- [PROBLEM] Output only the lines that run from the line holding "What data populates" to the end of the entries, both ends included, and skip the pictures.

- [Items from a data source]
--- begin ---
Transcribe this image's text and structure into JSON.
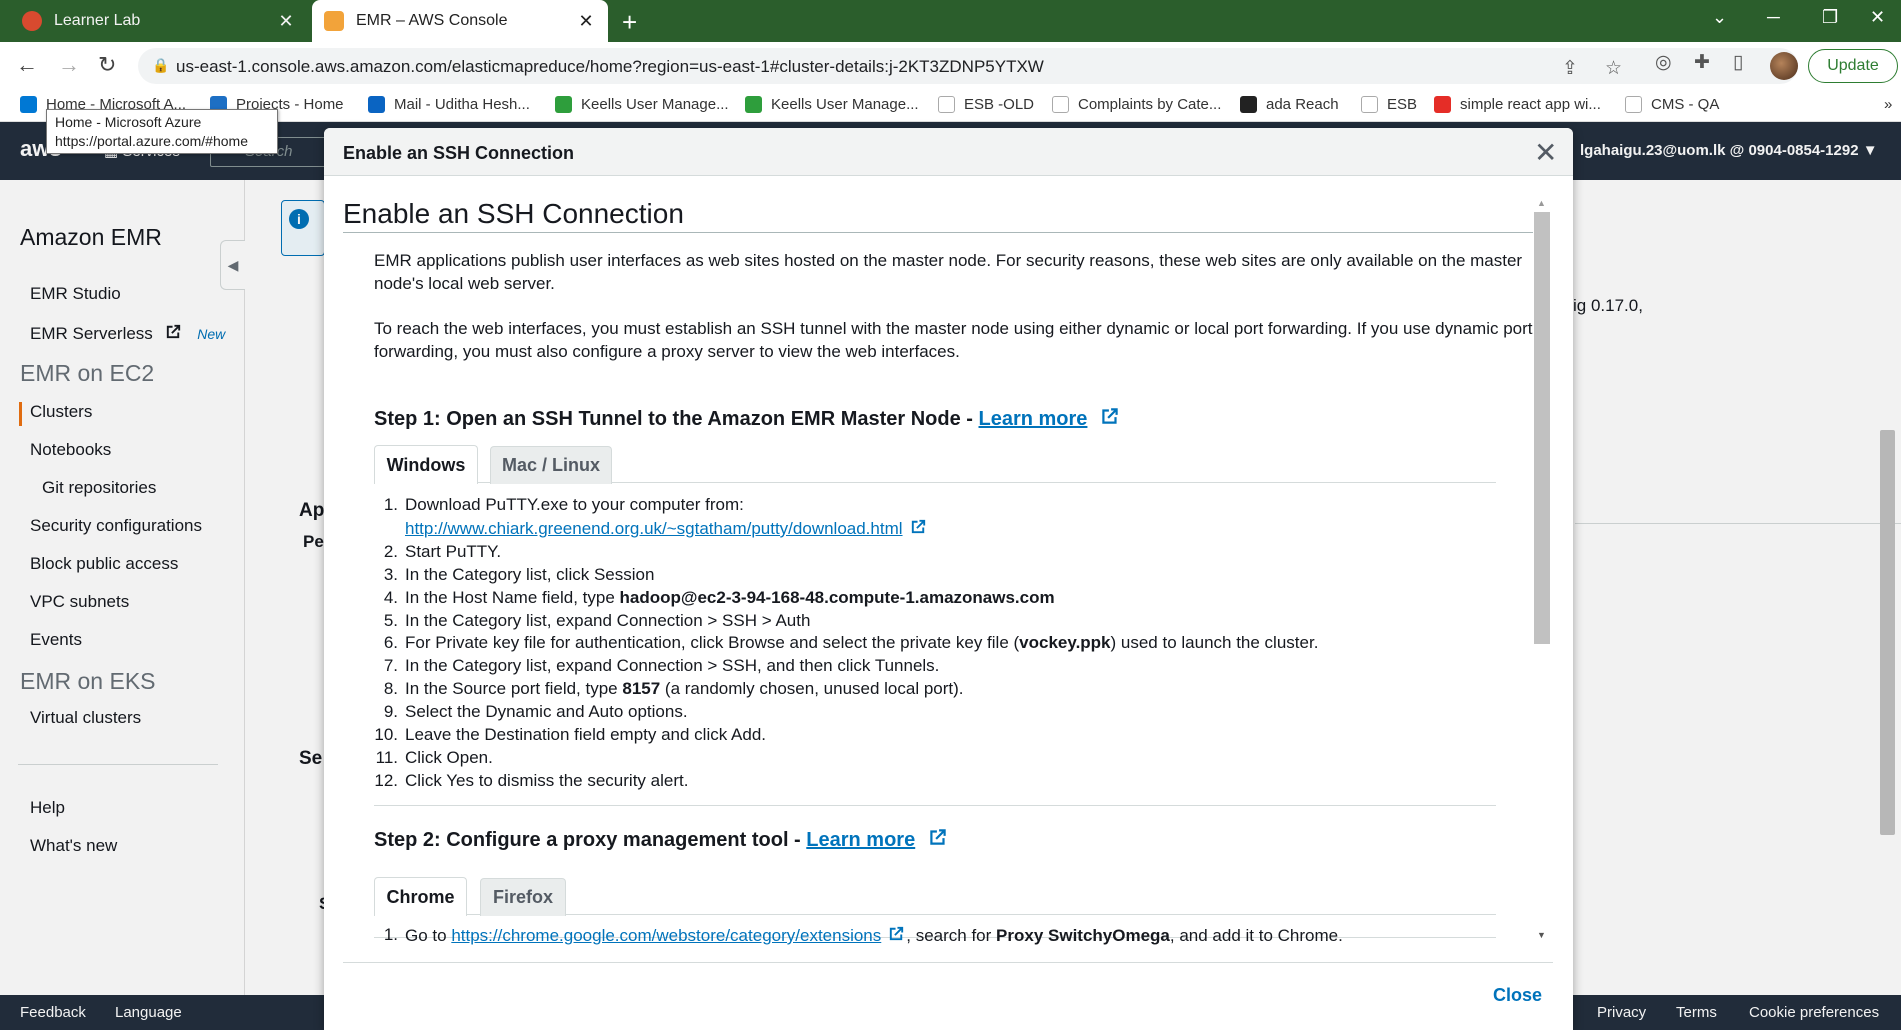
{
  "browser": {
    "tabs": [
      {
        "title": "Learner Lab",
        "active": false
      },
      {
        "title": "EMR – AWS Console",
        "active": true
      }
    ],
    "url": "us-east-1.console.aws.amazon.com/elasticmapreduce/home?region=us-east-1#cluster-details:j-2KT3ZDNP5YTXW",
    "update_label": "Update",
    "bookmarks": [
      "Home - Microsoft A...",
      "Projects - Home",
      "Mail - Uditha Hesh...",
      "Keells User Manage...",
      "Keells User Manage...",
      "ESB -OLD",
      "Complaints by Cate...",
      "ada Reach",
      "ESB",
      "simple react app wi...",
      "CMS - QA"
    ],
    "tooltip": {
      "title": "Home - Microsoft Azure",
      "url": "https://portal.azure.com/#home"
    }
  },
  "aws_header": {
    "logo": "aws",
    "services_label": "Services",
    "search_placeholder": "Search",
    "account": "lgahaigu.23@uom.lk @ 0904-0854-1292 ▼"
  },
  "sidebar": {
    "title": "Amazon EMR",
    "items": {
      "emr_studio": "EMR Studio",
      "emr_serverless": "EMR Serverless",
      "new_tag": "New",
      "section_ec2": "EMR on EC2",
      "clusters": "Clusters",
      "notebooks": "Notebooks",
      "git_repositories": "Git repositories",
      "security_configurations": "Security configurations",
      "block_public_access": "Block public access",
      "vpc_subnets": "VPC subnets",
      "events": "Events",
      "section_eks": "EMR on EKS",
      "virtual_clusters": "Virtual clusters",
      "help": "Help",
      "whats_new": "What's new"
    }
  },
  "background": {
    "fragment_version": "ig 0.17.0,",
    "fragment_ap": "Ap",
    "fragment_pe": "Pe",
    "fragment_se": "Se",
    "fragment_s": "S"
  },
  "footer": {
    "feedback": "Feedback",
    "language": "Language",
    "privacy": "Privacy",
    "terms": "Terms",
    "cookies": "Cookie preferences"
  },
  "modal": {
    "header_title": "Enable an SSH Connection",
    "body_title": "Enable an SSH Connection",
    "intro_1": "EMR applications publish user interfaces as web sites hosted on the master node. For security reasons, these web sites are only available on the master node's local web server.",
    "intro_2": "To reach the web interfaces, you must establish an SSH tunnel with the master node using either dynamic or local port forwarding. If you use dynamic port forwarding, you must also configure a proxy server to view the web interfaces.",
    "step1": {
      "heading": "Step 1: Open an SSH Tunnel to the Amazon EMR Master Node - ",
      "learn_more": "Learn more",
      "tabs": [
        "Windows",
        "Mac / Linux"
      ],
      "steps": {
        "s1": "Download PuTTY.exe to your computer from:",
        "s1_link": "http://www.chiark.greenend.org.uk/~sgtatham/putty/download.html",
        "s2": "Start PuTTY.",
        "s3": "In the Category list, click Session",
        "s4_pre": "In the Host Name field, type ",
        "s4_bold": "hadoop@ec2-3-94-168-48.compute-1.amazonaws.com",
        "s5": "In the Category list, expand Connection > SSH > Auth",
        "s6_pre": "For Private key file for authentication, click Browse and select the private key file (",
        "s6_bold": "vockey.ppk",
        "s6_post": ") used to launch the cluster.",
        "s7": "In the Category list, expand Connection > SSH, and then click Tunnels.",
        "s8_pre": "In the Source port field, type ",
        "s8_bold": "8157",
        "s8_post": " (a randomly chosen, unused local port).",
        "s9": "Select the Dynamic and Auto options.",
        "s10": "Leave the Destination field empty and click Add.",
        "s11": "Click Open.",
        "s12": "Click Yes to dismiss the security alert."
      }
    },
    "step2": {
      "heading": "Step 2: Configure a proxy management tool - ",
      "learn_more": "Learn more",
      "tabs": [
        "Chrome",
        "Firefox"
      ],
      "s1_pre": "Go to ",
      "s1_link": "https://chrome.google.com/webstore/category/extensions",
      "s1_mid": ", search for ",
      "s1_bold": "Proxy SwitchyOmega",
      "s1_post": ", and add it to Chrome."
    },
    "close_label": "Close"
  },
  "colors": {
    "tabstrip": "#2b5e2c",
    "aws_header": "#232f3e",
    "link": "#0073bb",
    "active_marker": "#ec7211"
  }
}
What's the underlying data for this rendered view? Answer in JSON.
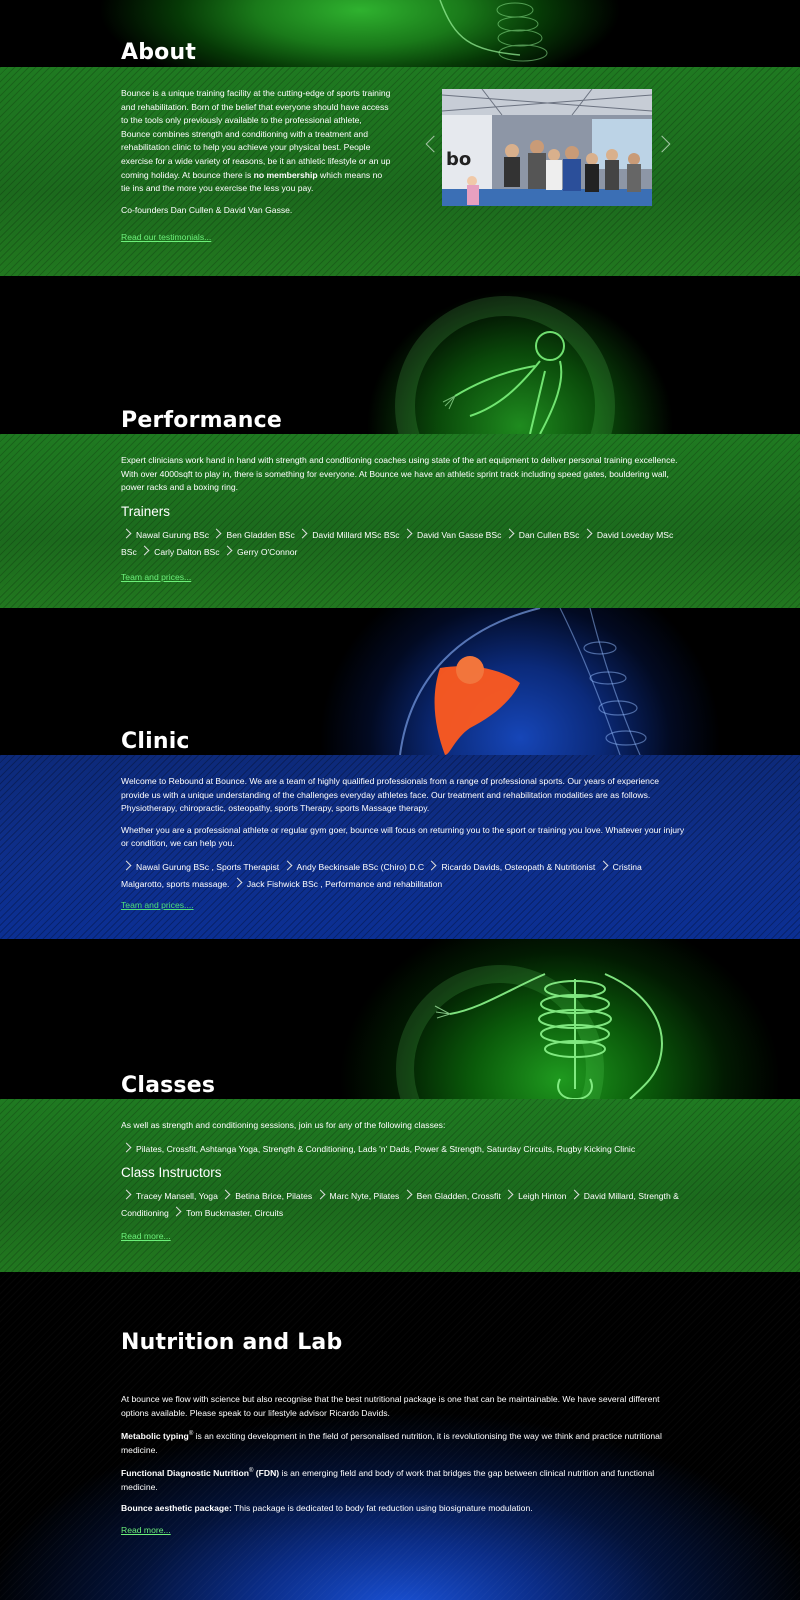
{
  "about": {
    "title": "About",
    "body_start": "Bounce is a unique training facility at the cutting-edge of sports training and rehabilitation. Born of the belief that everyone should have access to the tools only previously available to the professional athlete, Bounce combines strength and conditioning with a treatment and rehabilitation clinic to help you achieve your physical best. People exercise for a wide variety of reasons, be it an athletic lifestyle or an up coming holiday. At bounce there is ",
    "body_bold": "no membership",
    "body_end": " which means no tie ins and the more you exercise the less you pay.",
    "founders": "Co-founders Dan Cullen & David Van Gasse.",
    "link": "Read our testimonials..."
  },
  "performance": {
    "title": "Performance",
    "body": "Expert clinicians work hand in hand with strength and conditioning coaches using state of the art equipment to deliver personal training excellence. With over 4000sqft to play in, there is something for everyone. At Bounce we have an athletic sprint track including speed gates, bouldering wall, power racks and a boxing ring.",
    "subhead": "Trainers",
    "trainers": [
      "Nawal Gurung BSc",
      "Ben Gladden BSc",
      "David Millard MSc BSc",
      "David Van Gasse BSc",
      "Dan Cullen BSc",
      "David Loveday MSc BSc",
      "Carly Dalton BSc",
      "Gerry O'Connor"
    ],
    "link": "Team and prices..."
  },
  "clinic": {
    "title": "Clinic",
    "body1": "Welcome to Rebound at Bounce. We are a team of highly qualified professionals from a range of professional sports. Our years of experience provide us with a unique understanding of the challenges everyday athletes face. Our treatment and rehabilitation modalities are as follows. Physiotherapy, chiropractic, osteopathy, sports Therapy, sports Massage therapy.",
    "body2": "Whether you are a professional athlete or regular gym goer, bounce will focus on returning you to the sport or training you love. Whatever your injury or condition, we can help you.",
    "staff": [
      "Nawal Gurung BSc , Sports Therapist",
      "Andy Beckinsale BSc (Chiro) D.C",
      "Ricardo Davids, Osteopath & Nutritionist",
      "Cristina Malgarotto, sports massage.",
      "Jack Fishwick BSc , Performance and rehabilitation"
    ],
    "link": "Team and prices...."
  },
  "classes": {
    "title": "Classes",
    "intro": "As well as strength and conditioning sessions, join us for any of the following classes:",
    "classes_list": [
      "Pilates, Crossfit, Ashtanga Yoga, Strength & Conditioning, Lads 'n' Dads, Power & Strength, Saturday Circuits, Rugby Kicking Clinic"
    ],
    "subhead": "Class Instructors",
    "instructors": [
      "Tracey Mansell, Yoga",
      "Betina Brice, Pilates",
      "Marc Nyte, Pilates",
      "Ben Gladden, Crossfit",
      "Leigh Hinton",
      "David Millard, Strength & Conditioning",
      "Tom Buckmaster, Circuits"
    ],
    "link": "Read more..."
  },
  "nutrition": {
    "title": "Nutrition and Lab",
    "intro": "At bounce we flow with science but also recognise that the best nutritional package is one that can be maintainable. We have several different options available. Please speak to our lifestyle advisor Ricardo Davids.",
    "item1_bold": "Metabolic typing",
    "item1_sup": "®",
    "item1_text": " is an exciting development in the field of personalised nutrition, it is revolutionising the way we think and practice nutritional medicine.",
    "item2_bold": "Functional Diagnostic Nutrition",
    "item2_sup": "®",
    "item2_bold2": " (FDN)",
    "item2_text": " is an emerging field and body of work that bridges the gap between clinical nutrition and functional medicine.",
    "item3_bold": "Bounce aesthetic package:",
    "item3_text": " This package is dedicated to body fat reduction using biosignature modulation.",
    "link": "Read more..."
  },
  "colors": {
    "green": "#1f7a21",
    "blue": "#0e2f8c",
    "link": "#6cf07a"
  }
}
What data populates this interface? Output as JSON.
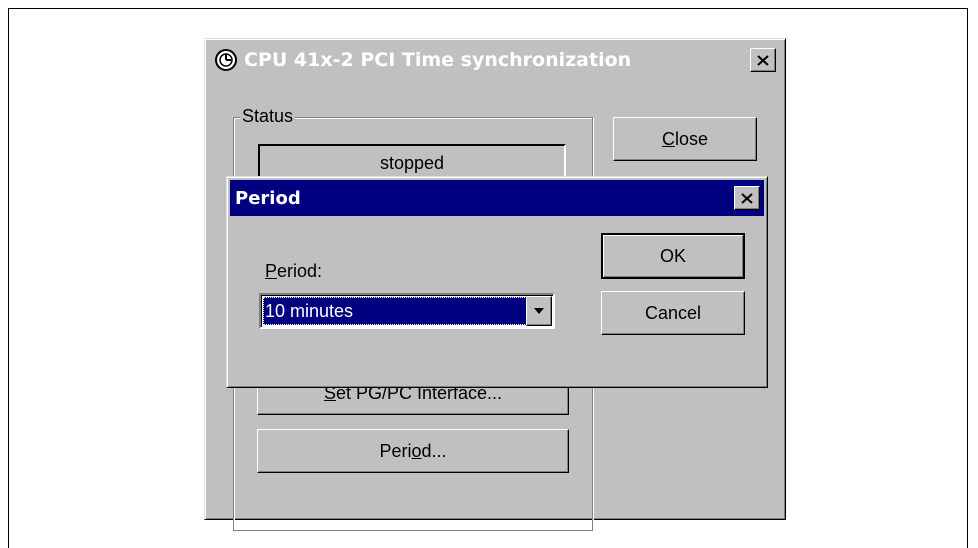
{
  "main_dialog": {
    "title": "CPU 41x-2 PCI Time synchronization",
    "status_group_label": "Status",
    "status_value": "stopped",
    "close_button": {
      "mnemonic": "C",
      "rest": "lose"
    },
    "set_interface_button": {
      "mnemonic": "S",
      "rest": "et PG/PC Interface..."
    },
    "period_button": {
      "before": "Peri",
      "mnemonic": "o",
      "after": "d..."
    }
  },
  "period_dialog": {
    "title": "Period",
    "field_label": {
      "mnemonic": "P",
      "rest": "eriod:"
    },
    "selected_value": "10 minutes",
    "ok_label": "OK",
    "cancel_label": "Cancel"
  },
  "icons": {
    "title_icon": "clock-icon",
    "close": "close-icon",
    "dropdown": "chevron-down-icon"
  },
  "colors": {
    "active_titlebar": "#000080",
    "window_face": "#c0c0c0",
    "selection": "#000080"
  }
}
--- end ---
- [ANSWER IN FULL]
What data populates this interface? Output as JSON.
{
  "main_dialog": {
    "title": "CPU 41x-2 PCI Time synchronization",
    "status_group_label": "Status",
    "status_value": "stopped",
    "close_button": {
      "mnemonic": "C",
      "rest": "lose"
    },
    "set_interface_button": {
      "mnemonic": "S",
      "rest": "et PG/PC Interface..."
    },
    "period_button": {
      "before": "Peri",
      "mnemonic": "o",
      "after": "d..."
    }
  },
  "period_dialog": {
    "title": "Period",
    "field_label": {
      "mnemonic": "P",
      "rest": "eriod:"
    },
    "selected_value": "10 minutes",
    "ok_label": "OK",
    "cancel_label": "Cancel"
  },
  "icons": {
    "title_icon": "clock-icon",
    "close": "close-icon",
    "dropdown": "chevron-down-icon"
  },
  "colors": {
    "active_titlebar": "#000080",
    "window_face": "#c0c0c0",
    "selection": "#000080"
  }
}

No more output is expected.